▶ _REQUIREMENT_
Extract the data exactly, missing nothing.
***** INPUT
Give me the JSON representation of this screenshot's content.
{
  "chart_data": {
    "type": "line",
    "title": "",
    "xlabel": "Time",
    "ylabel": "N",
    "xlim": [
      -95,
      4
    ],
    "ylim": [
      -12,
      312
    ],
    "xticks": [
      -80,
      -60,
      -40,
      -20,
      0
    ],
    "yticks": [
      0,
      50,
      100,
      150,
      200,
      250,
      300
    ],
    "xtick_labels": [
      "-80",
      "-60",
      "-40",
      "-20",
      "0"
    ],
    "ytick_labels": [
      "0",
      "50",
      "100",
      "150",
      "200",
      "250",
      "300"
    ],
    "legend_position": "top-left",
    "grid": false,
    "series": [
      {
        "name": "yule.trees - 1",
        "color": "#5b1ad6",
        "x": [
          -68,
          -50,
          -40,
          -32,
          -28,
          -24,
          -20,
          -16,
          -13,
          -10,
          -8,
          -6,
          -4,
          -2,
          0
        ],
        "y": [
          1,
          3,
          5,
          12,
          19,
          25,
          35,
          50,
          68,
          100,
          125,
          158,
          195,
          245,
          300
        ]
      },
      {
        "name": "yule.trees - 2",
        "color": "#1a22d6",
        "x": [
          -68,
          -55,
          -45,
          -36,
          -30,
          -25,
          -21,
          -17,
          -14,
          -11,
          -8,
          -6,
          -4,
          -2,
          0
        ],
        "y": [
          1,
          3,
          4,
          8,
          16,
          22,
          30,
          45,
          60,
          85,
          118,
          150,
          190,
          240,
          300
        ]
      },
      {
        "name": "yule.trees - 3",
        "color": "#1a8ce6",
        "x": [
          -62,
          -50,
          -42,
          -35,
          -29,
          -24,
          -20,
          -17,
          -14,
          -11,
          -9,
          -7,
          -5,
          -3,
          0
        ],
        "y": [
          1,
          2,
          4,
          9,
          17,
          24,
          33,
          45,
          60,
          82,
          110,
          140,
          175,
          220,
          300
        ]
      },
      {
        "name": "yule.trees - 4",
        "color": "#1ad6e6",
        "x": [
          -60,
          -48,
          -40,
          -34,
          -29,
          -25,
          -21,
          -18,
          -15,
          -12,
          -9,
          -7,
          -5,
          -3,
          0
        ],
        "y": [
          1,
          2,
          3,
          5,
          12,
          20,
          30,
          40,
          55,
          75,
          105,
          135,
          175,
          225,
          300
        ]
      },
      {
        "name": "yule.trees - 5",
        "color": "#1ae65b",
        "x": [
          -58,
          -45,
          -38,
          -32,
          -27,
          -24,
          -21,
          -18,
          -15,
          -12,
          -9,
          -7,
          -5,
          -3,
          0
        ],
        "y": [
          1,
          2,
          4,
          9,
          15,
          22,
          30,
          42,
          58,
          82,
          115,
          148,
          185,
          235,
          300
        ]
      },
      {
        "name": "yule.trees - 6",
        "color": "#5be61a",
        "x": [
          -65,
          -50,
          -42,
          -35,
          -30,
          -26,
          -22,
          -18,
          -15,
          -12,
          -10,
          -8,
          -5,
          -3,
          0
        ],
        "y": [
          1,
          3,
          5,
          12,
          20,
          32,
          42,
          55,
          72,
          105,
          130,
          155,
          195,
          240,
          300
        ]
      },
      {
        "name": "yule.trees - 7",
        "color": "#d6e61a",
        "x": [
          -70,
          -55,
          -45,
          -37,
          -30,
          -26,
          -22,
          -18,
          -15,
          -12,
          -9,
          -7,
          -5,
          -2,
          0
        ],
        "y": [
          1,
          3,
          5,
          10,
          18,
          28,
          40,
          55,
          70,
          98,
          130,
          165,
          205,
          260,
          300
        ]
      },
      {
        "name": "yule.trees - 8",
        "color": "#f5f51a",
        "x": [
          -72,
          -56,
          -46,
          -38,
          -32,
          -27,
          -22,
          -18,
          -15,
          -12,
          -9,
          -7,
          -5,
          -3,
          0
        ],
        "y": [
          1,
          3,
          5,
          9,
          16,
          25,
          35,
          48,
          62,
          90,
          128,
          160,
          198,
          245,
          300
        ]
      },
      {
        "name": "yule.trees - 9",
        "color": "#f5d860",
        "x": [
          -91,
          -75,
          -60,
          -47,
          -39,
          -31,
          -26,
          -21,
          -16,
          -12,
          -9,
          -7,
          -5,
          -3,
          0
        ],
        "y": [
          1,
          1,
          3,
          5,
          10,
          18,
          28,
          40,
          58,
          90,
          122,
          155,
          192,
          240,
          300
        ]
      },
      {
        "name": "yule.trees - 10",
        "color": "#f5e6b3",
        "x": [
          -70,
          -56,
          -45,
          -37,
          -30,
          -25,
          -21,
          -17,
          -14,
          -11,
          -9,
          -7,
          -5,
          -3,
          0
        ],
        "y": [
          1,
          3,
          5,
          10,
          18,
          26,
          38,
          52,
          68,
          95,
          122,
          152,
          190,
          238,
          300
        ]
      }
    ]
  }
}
**********
▶ _SOLUTION FOR THIS EXERCISE_
Give me the JSON representation of this screenshot's content.
{
  "chart_data": {
    "type": "line",
    "title": "",
    "xlabel": "Time",
    "ylabel": "N",
    "xlim": [
      -95,
      4
    ],
    "ylim": [
      -12,
      312
    ],
    "xticks": [
      -80,
      -60,
      -40,
      -20,
      0
    ],
    "yticks": [
      0,
      50,
      100,
      150,
      200,
      250,
      300
    ],
    "xtick_labels": [
      "-80",
      "-60",
      "-40",
      "-20",
      "0"
    ],
    "ytick_labels": [
      "0",
      "50",
      "100",
      "150",
      "200",
      "250",
      "300"
    ],
    "legend_position": "top-left",
    "grid": false,
    "series": [
      {
        "name": "yule.trees - 1",
        "color": "#5b1ad6",
        "x": [
          -68,
          -50,
          -40,
          -32,
          -28,
          -24,
          -20,
          -16,
          -13,
          -10,
          -8,
          -6,
          -4,
          -2,
          0
        ],
        "y": [
          1,
          3,
          5,
          12,
          19,
          25,
          35,
          50,
          68,
          100,
          125,
          158,
          195,
          245,
          300
        ]
      },
      {
        "name": "yule.trees - 2",
        "color": "#1a22d6",
        "x": [
          -68,
          -55,
          -45,
          -36,
          -30,
          -25,
          -21,
          -17,
          -14,
          -11,
          -8,
          -6,
          -4,
          -2,
          0
        ],
        "y": [
          1,
          3,
          4,
          8,
          16,
          22,
          30,
          45,
          60,
          85,
          118,
          150,
          190,
          240,
          300
        ]
      },
      {
        "name": "yule.trees - 3",
        "color": "#1a8ce6",
        "x": [
          -62,
          -50,
          -42,
          -35,
          -29,
          -24,
          -20,
          -17,
          -14,
          -11,
          -9,
          -7,
          -5,
          -3,
          0
        ],
        "y": [
          1,
          2,
          4,
          9,
          17,
          24,
          33,
          45,
          60,
          82,
          110,
          140,
          175,
          220,
          300
        ]
      },
      {
        "name": "yule.trees - 4",
        "color": "#1ad6e6",
        "x": [
          -60,
          -48,
          -40,
          -34,
          -29,
          -25,
          -21,
          -18,
          -15,
          -12,
          -9,
          -7,
          -5,
          -3,
          0
        ],
        "y": [
          1,
          2,
          3,
          5,
          12,
          20,
          30,
          40,
          55,
          75,
          105,
          135,
          175,
          225,
          300
        ]
      },
      {
        "name": "yule.trees - 5",
        "color": "#1ae65b",
        "x": [
          -58,
          -45,
          -38,
          -32,
          -27,
          -24,
          -21,
          -18,
          -15,
          -12,
          -9,
          -7,
          -5,
          -3,
          0
        ],
        "y": [
          1,
          2,
          4,
          9,
          15,
          22,
          30,
          42,
          58,
          82,
          115,
          148,
          185,
          235,
          300
        ]
      },
      {
        "name": "yule.trees - 6",
        "color": "#5be61a",
        "x": [
          -65,
          -50,
          -42,
          -35,
          -30,
          -26,
          -22,
          -18,
          -15,
          -12,
          -10,
          -8,
          -5,
          -3,
          0
        ],
        "y": [
          1,
          3,
          5,
          12,
          20,
          32,
          42,
          55,
          72,
          105,
          130,
          155,
          195,
          240,
          300
        ]
      },
      {
        "name": "yule.trees - 7",
        "color": "#d6e61a",
        "x": [
          -70,
          -55,
          -45,
          -37,
          -30,
          -26,
          -22,
          -18,
          -15,
          -12,
          -9,
          -7,
          -5,
          -2,
          0
        ],
        "y": [
          1,
          3,
          5,
          10,
          18,
          28,
          40,
          55,
          70,
          98,
          130,
          165,
          205,
          260,
          300
        ]
      },
      {
        "name": "yule.trees - 8",
        "color": "#f5f51a",
        "x": [
          -72,
          -56,
          -46,
          -38,
          -32,
          -27,
          -22,
          -18,
          -15,
          -12,
          -9,
          -7,
          -5,
          -3,
          0
        ],
        "y": [
          1,
          3,
          5,
          9,
          16,
          25,
          35,
          48,
          62,
          90,
          128,
          160,
          198,
          245,
          300
        ]
      },
      {
        "name": "yule.trees - 9",
        "color": "#f5d860",
        "x": [
          -91,
          -75,
          -60,
          -47,
          -39,
          -31,
          -26,
          -21,
          -16,
          -12,
          -9,
          -7,
          -5,
          -3,
          0
        ],
        "y": [
          1,
          1,
          3,
          5,
          10,
          18,
          28,
          40,
          58,
          90,
          122,
          155,
          192,
          240,
          300
        ]
      },
      {
        "name": "yule.trees - 10",
        "color": "#f5e6b3",
        "x": [
          -70,
          -56,
          -45,
          -37,
          -30,
          -25,
          -21,
          -17,
          -14,
          -11,
          -9,
          -7,
          -5,
          -3,
          0
        ],
        "y": [
          1,
          3,
          5,
          10,
          18,
          26,
          38,
          52,
          68,
          95,
          122,
          152,
          190,
          238,
          300
        ]
      }
    ]
  }
}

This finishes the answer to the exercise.